Task requirements:
Output each entry exactly; skip nothing.

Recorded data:
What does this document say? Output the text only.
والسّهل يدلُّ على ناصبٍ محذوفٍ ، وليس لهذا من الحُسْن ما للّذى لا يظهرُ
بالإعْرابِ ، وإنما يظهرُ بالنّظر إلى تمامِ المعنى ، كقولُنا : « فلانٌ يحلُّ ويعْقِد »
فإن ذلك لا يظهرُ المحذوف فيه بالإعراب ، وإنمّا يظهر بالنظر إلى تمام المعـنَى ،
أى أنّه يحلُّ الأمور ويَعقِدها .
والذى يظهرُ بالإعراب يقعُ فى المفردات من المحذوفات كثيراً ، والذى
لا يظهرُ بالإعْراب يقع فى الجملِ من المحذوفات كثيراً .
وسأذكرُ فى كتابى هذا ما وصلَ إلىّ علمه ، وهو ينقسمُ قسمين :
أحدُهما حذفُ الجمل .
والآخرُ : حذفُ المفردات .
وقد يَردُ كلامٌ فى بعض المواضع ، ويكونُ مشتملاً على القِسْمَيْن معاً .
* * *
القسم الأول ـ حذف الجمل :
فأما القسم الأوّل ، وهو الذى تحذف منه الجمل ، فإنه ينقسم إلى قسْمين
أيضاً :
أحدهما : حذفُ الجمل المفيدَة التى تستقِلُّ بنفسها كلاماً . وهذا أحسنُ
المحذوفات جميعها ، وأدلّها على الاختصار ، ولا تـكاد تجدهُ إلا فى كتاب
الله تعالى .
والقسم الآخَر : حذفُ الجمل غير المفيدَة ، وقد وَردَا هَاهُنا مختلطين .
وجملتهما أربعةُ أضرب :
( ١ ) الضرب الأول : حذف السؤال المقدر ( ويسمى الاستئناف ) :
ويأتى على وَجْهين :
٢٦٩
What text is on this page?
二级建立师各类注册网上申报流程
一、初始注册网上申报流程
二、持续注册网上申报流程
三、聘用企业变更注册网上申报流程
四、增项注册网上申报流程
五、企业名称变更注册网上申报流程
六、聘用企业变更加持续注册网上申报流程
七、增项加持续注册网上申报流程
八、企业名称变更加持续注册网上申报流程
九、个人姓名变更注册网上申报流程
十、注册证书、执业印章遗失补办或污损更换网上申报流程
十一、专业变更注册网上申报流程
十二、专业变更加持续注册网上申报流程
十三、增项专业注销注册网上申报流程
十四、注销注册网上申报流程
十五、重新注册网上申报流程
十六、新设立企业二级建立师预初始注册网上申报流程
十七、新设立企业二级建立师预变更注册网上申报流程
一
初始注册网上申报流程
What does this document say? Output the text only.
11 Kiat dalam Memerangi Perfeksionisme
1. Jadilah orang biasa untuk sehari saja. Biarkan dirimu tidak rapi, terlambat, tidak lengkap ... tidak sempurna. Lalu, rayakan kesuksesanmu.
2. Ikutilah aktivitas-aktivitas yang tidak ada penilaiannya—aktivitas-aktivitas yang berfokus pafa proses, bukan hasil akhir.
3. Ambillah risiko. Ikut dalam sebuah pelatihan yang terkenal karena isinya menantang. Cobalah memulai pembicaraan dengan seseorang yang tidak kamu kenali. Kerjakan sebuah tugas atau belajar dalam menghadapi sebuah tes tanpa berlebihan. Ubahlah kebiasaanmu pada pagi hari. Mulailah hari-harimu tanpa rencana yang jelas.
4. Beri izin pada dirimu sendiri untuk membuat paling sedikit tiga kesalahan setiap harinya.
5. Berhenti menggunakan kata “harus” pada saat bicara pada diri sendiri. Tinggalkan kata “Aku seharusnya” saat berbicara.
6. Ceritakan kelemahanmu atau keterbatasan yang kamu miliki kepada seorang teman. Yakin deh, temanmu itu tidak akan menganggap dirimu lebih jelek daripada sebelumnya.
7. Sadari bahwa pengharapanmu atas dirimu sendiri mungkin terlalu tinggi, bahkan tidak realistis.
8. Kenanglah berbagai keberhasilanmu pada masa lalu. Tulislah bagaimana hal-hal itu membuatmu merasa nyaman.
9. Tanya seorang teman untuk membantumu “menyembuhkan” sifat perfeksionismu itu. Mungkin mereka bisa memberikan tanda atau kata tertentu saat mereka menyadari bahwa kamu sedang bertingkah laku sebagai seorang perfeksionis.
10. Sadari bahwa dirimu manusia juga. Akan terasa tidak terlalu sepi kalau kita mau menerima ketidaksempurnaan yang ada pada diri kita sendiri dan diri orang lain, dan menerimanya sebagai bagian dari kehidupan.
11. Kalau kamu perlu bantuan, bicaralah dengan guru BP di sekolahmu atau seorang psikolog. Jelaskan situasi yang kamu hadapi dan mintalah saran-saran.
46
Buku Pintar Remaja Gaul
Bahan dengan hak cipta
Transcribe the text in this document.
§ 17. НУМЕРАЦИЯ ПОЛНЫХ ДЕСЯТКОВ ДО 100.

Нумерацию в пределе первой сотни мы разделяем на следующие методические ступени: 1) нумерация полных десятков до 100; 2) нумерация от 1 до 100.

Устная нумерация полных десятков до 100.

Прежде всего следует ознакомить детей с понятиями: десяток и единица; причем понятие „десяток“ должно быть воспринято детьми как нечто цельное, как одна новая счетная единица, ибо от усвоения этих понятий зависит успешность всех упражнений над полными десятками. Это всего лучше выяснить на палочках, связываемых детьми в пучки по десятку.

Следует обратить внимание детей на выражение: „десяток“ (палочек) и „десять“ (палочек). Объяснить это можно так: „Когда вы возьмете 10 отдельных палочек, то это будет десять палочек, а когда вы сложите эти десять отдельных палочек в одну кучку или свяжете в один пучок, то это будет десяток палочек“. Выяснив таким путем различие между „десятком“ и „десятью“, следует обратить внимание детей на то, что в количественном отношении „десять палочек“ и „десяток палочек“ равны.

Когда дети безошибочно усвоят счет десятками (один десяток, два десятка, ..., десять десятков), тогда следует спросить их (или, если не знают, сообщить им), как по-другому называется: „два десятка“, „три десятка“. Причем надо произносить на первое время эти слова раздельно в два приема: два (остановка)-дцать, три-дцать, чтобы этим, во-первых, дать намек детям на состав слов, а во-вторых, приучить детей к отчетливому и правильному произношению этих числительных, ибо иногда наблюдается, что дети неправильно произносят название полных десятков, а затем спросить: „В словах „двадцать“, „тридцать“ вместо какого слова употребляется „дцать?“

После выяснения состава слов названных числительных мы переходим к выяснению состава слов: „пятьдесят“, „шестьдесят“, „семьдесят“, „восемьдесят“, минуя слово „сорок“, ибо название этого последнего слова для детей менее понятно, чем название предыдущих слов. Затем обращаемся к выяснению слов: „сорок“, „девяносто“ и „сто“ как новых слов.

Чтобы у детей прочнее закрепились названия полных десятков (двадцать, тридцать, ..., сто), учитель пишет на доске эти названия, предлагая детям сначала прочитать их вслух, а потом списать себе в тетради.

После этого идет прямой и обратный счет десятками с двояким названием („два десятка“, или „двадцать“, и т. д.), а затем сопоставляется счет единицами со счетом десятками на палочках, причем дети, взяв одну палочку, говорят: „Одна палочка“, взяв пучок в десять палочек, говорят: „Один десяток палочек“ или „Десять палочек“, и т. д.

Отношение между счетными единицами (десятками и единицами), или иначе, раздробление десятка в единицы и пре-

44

Answer to this task:
What does this document say? Output the text only.
والسّهل يدلُّ على ناصبٍ محذوفٍ ، وليس لهذا من الحُسْن ما للّذى لا يظهرُ
بالإعْرابِ ، وإنما يظهرُ بالنّظر إلى تمامِ المعنى ، كقولُنا : « فلانٌ يحلُّ ويعْقِد »
فإن ذلك لا يظهرُ المحذوف فيه بالإعراب ، وإنمّا يظهر بالنظر إلى تمام المعـنَى ،
أى أنّه يحلُّ الأمور ويَعقِدها .
والذى يظهرُ بالإعراب يقعُ فى المفردات من المحذوفات كثيراً ، والذى
لا يظهرُ بالإعْراب يقع فى الجملِ من المحذوفات كثيراً .
وسأذكرُ فى كتابى هذا ما وصلَ إلىّ علمه ، وهو ينقسمُ قسمين :
أحدُهما حذفُ الجمل .
والآخرُ : حذفُ المفردات .
وقد يَردُ كلامٌ فى بعض المواضع ، ويكونُ مشتملاً على القِسْمَيْن معاً .
* * *
القسم الأول ـ حذف الجمل :
فأما القسم الأوّل ، وهو الذى تحذف منه الجمل ، فإنه ينقسم إلى قسْمين
أيضاً :
أحدهما : حذفُ الجمل المفيدَة التى تستقِلُّ بنفسها كلاماً . وهذا أحسنُ
المحذوفات جميعها ، وأدلّها على الاختصار ، ولا تـكاد تجدهُ إلا فى كتاب
الله تعالى .
والقسم الآخَر : حذفُ الجمل غير المفيدَة ، وقد وَردَا هَاهُنا مختلطين .
وجملتهما أربعةُ أضرب :
( ١ ) الضرب الأول : حذف السؤال المقدر ( ويسمى الاستئناف ) :
ويأتى على وَجْهين :
٢٦٩
What text is on this page?
二级建立师各类注册网上申报流程
一、初始注册网上申报流程
二、持续注册网上申报流程
三、聘用企业变更注册网上申报流程
四、增项注册网上申报流程
五、企业名称变更注册网上申报流程
六、聘用企业变更加持续注册网上申报流程
七、增项加持续注册网上申报流程
八、企业名称变更加持续注册网上申报流程
九、个人姓名变更注册网上申报流程
十、注册证书、执业印章遗失补办或污损更换网上申报流程
十一、专业变更注册网上申报流程
十二、专业变更加持续注册网上申报流程
十三、增项专业注销注册网上申报流程
十四、注销注册网上申报流程
十五、重新注册网上申报流程
十六、新设立企业二级建立师预初始注册网上申报流程
十七、新设立企业二级建立师预变更注册网上申报流程
一
初始注册网上申报流程
What does this document say? Output the text only.
11 Kiat dalam Memerangi Perfeksionisme
1. Jadilah orang biasa untuk sehari saja. Biarkan dirimu tidak rapi, terlambat, tidak lengkap ... tidak sempurna. Lalu, rayakan kesuksesanmu.
2. Ikutilah aktivitas-aktivitas yang tidak ada penilaiannya—aktivitas-aktivitas yang berfokus pafa proses, bukan hasil akhir.
3. Ambillah risiko. Ikut dalam sebuah pelatihan yang terkenal karena isinya menantang. Cobalah memulai pembicaraan dengan seseorang yang tidak kamu kenali. Kerjakan sebuah tugas atau belajar dalam menghadapi sebuah tes tanpa berlebihan. Ubahlah kebiasaanmu pada pagi hari. Mulailah hari-harimu tanpa rencana yang jelas.
4. Beri izin pada dirimu sendiri untuk membuat paling sedikit tiga kesalahan setiap harinya.
5. Berhenti menggunakan kata “harus” pada saat bicara pada diri sendiri. Tinggalkan kata “Aku seharusnya” saat berbicara.
6. Ceritakan kelemahanmu atau keterbatasan yang kamu miliki kepada seorang teman. Yakin deh, temanmu itu tidak akan menganggap dirimu lebih jelek daripada sebelumnya.
7. Sadari bahwa pengharapanmu atas dirimu sendiri mungkin terlalu tinggi, bahkan tidak realistis.
8. Kenanglah berbagai keberhasilanmu pada masa lalu. Tulislah bagaimana hal-hal itu membuatmu merasa nyaman.
9. Tanya seorang teman untuk membantumu “menyembuhkan” sifat perfeksionismu itu. Mungkin mereka bisa memberikan tanda atau kata tertentu saat mereka menyadari bahwa kamu sedang bertingkah laku sebagai seorang perfeksionis.
10. Sadari bahwa dirimu manusia juga. Akan terasa tidak terlalu sepi kalau kita mau menerima ketidaksempurnaan yang ada pada diri kita sendiri dan diri orang lain, dan menerimanya sebagai bagian dari kehidupan.
11. Kalau kamu perlu bantuan, bicaralah dengan guru BP di sekolahmu atau seorang psikolog. Jelaskan situasi yang kamu hadapi dan mintalah saran-saran.
46
Buku Pintar Remaja Gaul
Bahan dengan hak cipta
Transcribe the text in this document.
§ 17. НУМЕРАЦИЯ ПОЛНЫХ ДЕСЯТКОВ ДО 100.

Нумерацию в пределе первой сотни мы разделяем на следующие методические ступени: 1) нумерация полных десятков до 100; 2) нумерация от 1 до 100.

Устная нумерация полных десятков до 100.

Прежде всего следует ознакомить детей с понятиями: десяток и единица; причем понятие „десяток“ должно быть воспринято детьми как нечто цельное, как одна новая счетная единица, ибо от усвоения этих понятий зависит успешность всех упражнений над полными десятками. Это всего лучше выяснить на палочках, связываемых детьми в пучки по десятку.

Следует обратить внимание детей на выражение: „десяток“ (палочек) и „десять“ (палочек). Объяснить это можно так: „Когда вы возьмете 10 отдельных палочек, то это будет десять палочек, а когда вы сложите эти десять отдельных палочек в одну кучку или свяжете в один пучок, то это будет десяток палочек“. Выяснив таким путем различие между „десятком“ и „десятью“, следует обратить внимание детей на то, что в количественном отношении „десять палочек“ и „десяток палочек“ равны.

Когда дети безошибочно усвоят счет десятками (один десяток, два десятка, ..., десять десятков), тогда следует спросить их (или, если не знают, сообщить им), как по-другому называется: „два десятка“, „три десятка“. Причем надо произносить на первое время эти слова раздельно в два приема: два (остановка)-дцать, три-дцать, чтобы этим, во-первых, дать намек детям на состав слов, а во-вторых, приучить детей к отчетливому и правильному произношению этих числительных, ибо иногда наблюдается, что дети неправильно произносят название полных десятков, а затем спросить: „В словах „двадцать“, „тридцать“ вместо какого слова употребляется „дцать?“

После выяснения состава слов названных числительных мы переходим к выяснению состава слов: „пятьдесят“, „шестьдесят“, „семьдесят“, „восемьдесят“, минуя слово „сорок“, ибо название этого последнего слова для детей менее понятно, чем название предыдущих слов. Затем обращаемся к выяснению слов: „сорок“, „девяносто“ и „сто“ как новых слов.

Чтобы у детей прочнее закрепились названия полных десятков (двадцать, тридцать, ..., сто), учитель пишет на доске эти названия, предлагая детям сначала прочитать их вслух, а потом списать себе в тетради.

После этого идет прямой и обратный счет десятками с двояким названием („два десятка“, или „двадцать“, и т. д.), а затем сопоставляется счет единицами со счетом десятками на палочках, причем дети, взяв одну палочку, говорят: „Одна палочка“, взяв пучок в десять палочек, говорят: „Один десяток палочек“ или „Десять палочек“, и т. д.

Отношение между счетными единицами (десятками и единицами), или иначе, раздробление десятка в единицы и пре-

44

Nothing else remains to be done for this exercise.